Work instructions: Write every record out again exactly as given.

Given data:
━━━━━━━━━━
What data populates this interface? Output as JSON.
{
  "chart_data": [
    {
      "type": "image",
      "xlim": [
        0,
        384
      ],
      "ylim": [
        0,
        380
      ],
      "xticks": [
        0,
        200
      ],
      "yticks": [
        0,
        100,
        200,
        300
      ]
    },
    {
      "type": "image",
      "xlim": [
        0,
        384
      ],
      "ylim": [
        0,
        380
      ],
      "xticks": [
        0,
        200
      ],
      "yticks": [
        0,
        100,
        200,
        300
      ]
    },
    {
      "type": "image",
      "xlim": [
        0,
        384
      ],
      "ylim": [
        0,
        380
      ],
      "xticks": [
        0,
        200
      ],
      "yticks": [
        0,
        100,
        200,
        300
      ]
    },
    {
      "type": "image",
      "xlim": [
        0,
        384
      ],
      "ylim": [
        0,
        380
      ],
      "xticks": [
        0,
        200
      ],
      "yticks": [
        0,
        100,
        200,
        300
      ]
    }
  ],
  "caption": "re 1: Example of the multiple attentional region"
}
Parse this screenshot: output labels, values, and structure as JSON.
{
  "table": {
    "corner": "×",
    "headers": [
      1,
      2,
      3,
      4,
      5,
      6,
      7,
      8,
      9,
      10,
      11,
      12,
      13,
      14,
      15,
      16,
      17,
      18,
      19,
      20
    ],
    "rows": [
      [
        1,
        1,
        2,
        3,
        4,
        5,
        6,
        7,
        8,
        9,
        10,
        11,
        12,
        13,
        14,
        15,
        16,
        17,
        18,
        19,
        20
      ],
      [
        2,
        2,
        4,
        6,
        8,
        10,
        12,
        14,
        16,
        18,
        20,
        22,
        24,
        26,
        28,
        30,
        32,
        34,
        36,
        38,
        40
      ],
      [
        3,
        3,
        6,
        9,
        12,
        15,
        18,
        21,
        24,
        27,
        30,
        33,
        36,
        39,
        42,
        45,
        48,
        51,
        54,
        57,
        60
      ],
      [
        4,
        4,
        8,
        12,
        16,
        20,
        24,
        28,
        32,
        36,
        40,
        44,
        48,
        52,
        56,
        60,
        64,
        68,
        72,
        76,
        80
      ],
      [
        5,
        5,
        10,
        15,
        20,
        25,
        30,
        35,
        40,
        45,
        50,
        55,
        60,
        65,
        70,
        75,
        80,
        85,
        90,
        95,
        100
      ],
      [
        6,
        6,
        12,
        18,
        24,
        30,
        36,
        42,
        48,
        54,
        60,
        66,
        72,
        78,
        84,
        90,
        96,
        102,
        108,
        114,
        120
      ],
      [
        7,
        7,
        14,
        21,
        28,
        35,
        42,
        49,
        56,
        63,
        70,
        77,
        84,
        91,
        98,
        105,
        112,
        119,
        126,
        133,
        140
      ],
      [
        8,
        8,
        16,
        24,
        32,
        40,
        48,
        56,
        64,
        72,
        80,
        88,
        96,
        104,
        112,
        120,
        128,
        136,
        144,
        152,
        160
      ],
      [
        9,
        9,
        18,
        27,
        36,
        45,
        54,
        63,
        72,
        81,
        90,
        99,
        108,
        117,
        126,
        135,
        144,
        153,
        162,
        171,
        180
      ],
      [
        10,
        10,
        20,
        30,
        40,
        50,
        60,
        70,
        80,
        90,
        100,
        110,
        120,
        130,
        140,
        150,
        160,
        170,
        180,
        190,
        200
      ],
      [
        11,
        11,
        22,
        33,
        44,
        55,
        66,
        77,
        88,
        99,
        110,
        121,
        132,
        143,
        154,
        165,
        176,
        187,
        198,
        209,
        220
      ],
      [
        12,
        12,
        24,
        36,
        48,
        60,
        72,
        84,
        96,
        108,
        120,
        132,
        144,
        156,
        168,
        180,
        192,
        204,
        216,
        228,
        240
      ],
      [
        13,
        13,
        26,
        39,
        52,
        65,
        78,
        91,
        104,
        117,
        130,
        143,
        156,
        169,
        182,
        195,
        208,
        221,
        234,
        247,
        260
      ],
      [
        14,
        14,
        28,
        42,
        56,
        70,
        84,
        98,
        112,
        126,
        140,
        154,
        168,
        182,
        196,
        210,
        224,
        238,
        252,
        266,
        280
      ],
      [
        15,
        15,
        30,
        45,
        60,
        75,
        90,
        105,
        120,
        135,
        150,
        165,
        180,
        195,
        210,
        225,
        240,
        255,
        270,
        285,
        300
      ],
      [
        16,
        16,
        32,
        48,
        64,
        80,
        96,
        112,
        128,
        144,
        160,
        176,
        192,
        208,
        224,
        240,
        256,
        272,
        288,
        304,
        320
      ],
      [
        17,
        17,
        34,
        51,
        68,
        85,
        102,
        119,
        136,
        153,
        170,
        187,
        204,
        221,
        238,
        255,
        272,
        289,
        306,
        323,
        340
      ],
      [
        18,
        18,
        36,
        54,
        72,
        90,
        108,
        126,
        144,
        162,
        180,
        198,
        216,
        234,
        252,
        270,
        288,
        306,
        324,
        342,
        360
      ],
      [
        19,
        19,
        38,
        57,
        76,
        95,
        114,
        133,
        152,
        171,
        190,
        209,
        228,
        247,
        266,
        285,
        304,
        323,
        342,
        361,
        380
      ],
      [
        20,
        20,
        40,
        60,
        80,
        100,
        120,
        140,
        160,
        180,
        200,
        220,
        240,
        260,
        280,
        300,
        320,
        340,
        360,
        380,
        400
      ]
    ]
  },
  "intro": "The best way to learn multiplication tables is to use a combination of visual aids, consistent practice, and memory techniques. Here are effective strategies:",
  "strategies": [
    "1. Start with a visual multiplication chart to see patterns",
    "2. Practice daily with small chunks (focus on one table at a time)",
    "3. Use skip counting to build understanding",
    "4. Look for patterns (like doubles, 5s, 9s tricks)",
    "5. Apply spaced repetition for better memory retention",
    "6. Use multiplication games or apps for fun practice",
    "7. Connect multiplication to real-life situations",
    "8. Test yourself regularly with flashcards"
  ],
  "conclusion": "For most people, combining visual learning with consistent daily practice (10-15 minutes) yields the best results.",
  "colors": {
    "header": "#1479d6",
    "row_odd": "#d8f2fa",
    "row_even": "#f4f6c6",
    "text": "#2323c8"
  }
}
━━━━━━━━━━
Answer to this problem:
What data populates this interface? Output as JSON.
{
  "chart_data": [
    {
      "type": "image",
      "xlim": [
        0,
        384
      ],
      "ylim": [
        0,
        380
      ],
      "xticks": [
        0,
        200
      ],
      "yticks": [
        0,
        100,
        200,
        300
      ]
    },
    {
      "type": "image",
      "xlim": [
        0,
        384
      ],
      "ylim": [
        0,
        380
      ],
      "xticks": [
        0,
        200
      ],
      "yticks": [
        0,
        100,
        200,
        300
      ]
    },
    {
      "type": "image",
      "xlim": [
        0,
        384
      ],
      "ylim": [
        0,
        380
      ],
      "xticks": [
        0,
        200
      ],
      "yticks": [
        0,
        100,
        200,
        300
      ]
    },
    {
      "type": "image",
      "xlim": [
        0,
        384
      ],
      "ylim": [
        0,
        380
      ],
      "xticks": [
        0,
        200
      ],
      "yticks": [
        0,
        100,
        200,
        300
      ]
    }
  ],
  "caption": "re 1: Example of the multiple attentional region"
}
Parse this screenshot: output labels, values, and structure as JSON.
{
  "table": {
    "corner": "×",
    "headers": [
      1,
      2,
      3,
      4,
      5,
      6,
      7,
      8,
      9,
      10,
      11,
      12,
      13,
      14,
      15,
      16,
      17,
      18,
      19,
      20
    ],
    "rows": [
      [
        1,
        1,
        2,
        3,
        4,
        5,
        6,
        7,
        8,
        9,
        10,
        11,
        12,
        13,
        14,
        15,
        16,
        17,
        18,
        19,
        20
      ],
      [
        2,
        2,
        4,
        6,
        8,
        10,
        12,
        14,
        16,
        18,
        20,
        22,
        24,
        26,
        28,
        30,
        32,
        34,
        36,
        38,
        40
      ],
      [
        3,
        3,
        6,
        9,
        12,
        15,
        18,
        21,
        24,
        27,
        30,
        33,
        36,
        39,
        42,
        45,
        48,
        51,
        54,
        57,
        60
      ],
      [
        4,
        4,
        8,
        12,
        16,
        20,
        24,
        28,
        32,
        36,
        40,
        44,
        48,
        52,
        56,
        60,
        64,
        68,
        72,
        76,
        80
      ],
      [
        5,
        5,
        10,
        15,
        20,
        25,
        30,
        35,
        40,
        45,
        50,
        55,
        60,
        65,
        70,
        75,
        80,
        85,
        90,
        95,
        100
      ],
      [
        6,
        6,
        12,
        18,
        24,
        30,
        36,
        42,
        48,
        54,
        60,
        66,
        72,
        78,
        84,
        90,
        96,
        102,
        108,
        114,
        120
      ],
      [
        7,
        7,
        14,
        21,
        28,
        35,
        42,
        49,
        56,
        63,
        70,
        77,
        84,
        91,
        98,
        105,
        112,
        119,
        126,
        133,
        140
      ],
      [
        8,
        8,
        16,
        24,
        32,
        40,
        48,
        56,
        64,
        72,
        80,
        88,
        96,
        104,
        112,
        120,
        128,
        136,
        144,
        152,
        160
      ],
      [
        9,
        9,
        18,
        27,
        36,
        45,
        54,
        63,
        72,
        81,
        90,
        99,
        108,
        117,
        126,
        135,
        144,
        153,
        162,
        171,
        180
      ],
      [
        10,
        10,
        20,
        30,
        40,
        50,
        60,
        70,
        80,
        90,
        100,
        110,
        120,
        130,
        140,
        150,
        160,
        170,
        180,
        190,
        200
      ],
      [
        11,
        11,
        22,
        33,
        44,
        55,
        66,
        77,
        88,
        99,
        110,
        121,
        132,
        143,
        154,
        165,
        176,
        187,
        198,
        209,
        220
      ],
      [
        12,
        12,
        24,
        36,
        48,
        60,
        72,
        84,
        96,
        108,
        120,
        132,
        144,
        156,
        168,
        180,
        192,
        204,
        216,
        228,
        240
      ],
      [
        13,
        13,
        26,
        39,
        52,
        65,
        78,
        91,
        104,
        117,
        130,
        143,
        156,
        169,
        182,
        195,
        208,
        221,
        234,
        247,
        260
      ],
      [
        14,
        14,
        28,
        42,
        56,
        70,
        84,
        98,
        112,
        126,
        140,
        154,
        168,
        182,
        196,
        210,
        224,
        238,
        252,
        266,
        280
      ],
      [
        15,
        15,
        30,
        45,
        60,
        75,
        90,
        105,
        120,
        135,
        150,
        165,
        180,
        195,
        210,
        225,
        240,
        255,
        270,
        285,
        300
      ],
      [
        16,
        16,
        32,
        48,
        64,
        80,
        96,
        112,
        128,
        144,
        160,
        176,
        192,
        208,
        224,
        240,
        256,
        272,
        288,
        304,
        320
      ],
      [
        17,
        17,
        34,
        51,
        68,
        85,
        102,
        119,
        136,
        153,
        170,
        187,
        204,
        221,
        238,
        255,
        272,
        289,
        306,
        323,
        340
      ],
      [
        18,
        18,
        36,
        54,
        72,
        90,
        108,
        126,
        144,
        162,
        180,
        198,
        216,
        234,
        252,
        270,
        288,
        306,
        324,
        342,
        360
      ],
      [
        19,
        19,
        38,
        57,
        76,
        95,
        114,
        133,
        152,
        171,
        190,
        209,
        228,
        247,
        266,
        285,
        304,
        323,
        342,
        361,
        380
      ],
      [
        20,
        20,
        40,
        60,
        80,
        100,
        120,
        140,
        160,
        180,
        200,
        220,
        240,
        260,
        280,
        300,
        320,
        340,
        360,
        380,
        400
      ]
    ]
  },
  "intro": "The best way to learn multiplication tables is to use a combination of visual aids, consistent practice, and memory techniques. Here are effective strategies:",
  "strategies": [
    "1. Start with a visual multiplication chart to see patterns",
    "2. Practice daily with small chunks (focus on one table at a time)",
    "3. Use skip counting to build understanding",
    "4. Look for patterns (like doubles, 5s, 9s tricks)",
    "5. Apply spaced repetition for better memory retention",
    "6. Use multiplication games or apps for fun practice",
    "7. Connect multiplication to real-life situations",
    "8. Test yourself regularly with flashcards"
  ],
  "conclusion": "For most people, combining visual learning with consistent daily practice (10-15 minutes) yields the best results.",
  "colors": {
    "header": "#1479d6",
    "row_odd": "#d8f2fa",
    "row_even": "#f4f6c6",
    "text": "#2323c8"
  }
}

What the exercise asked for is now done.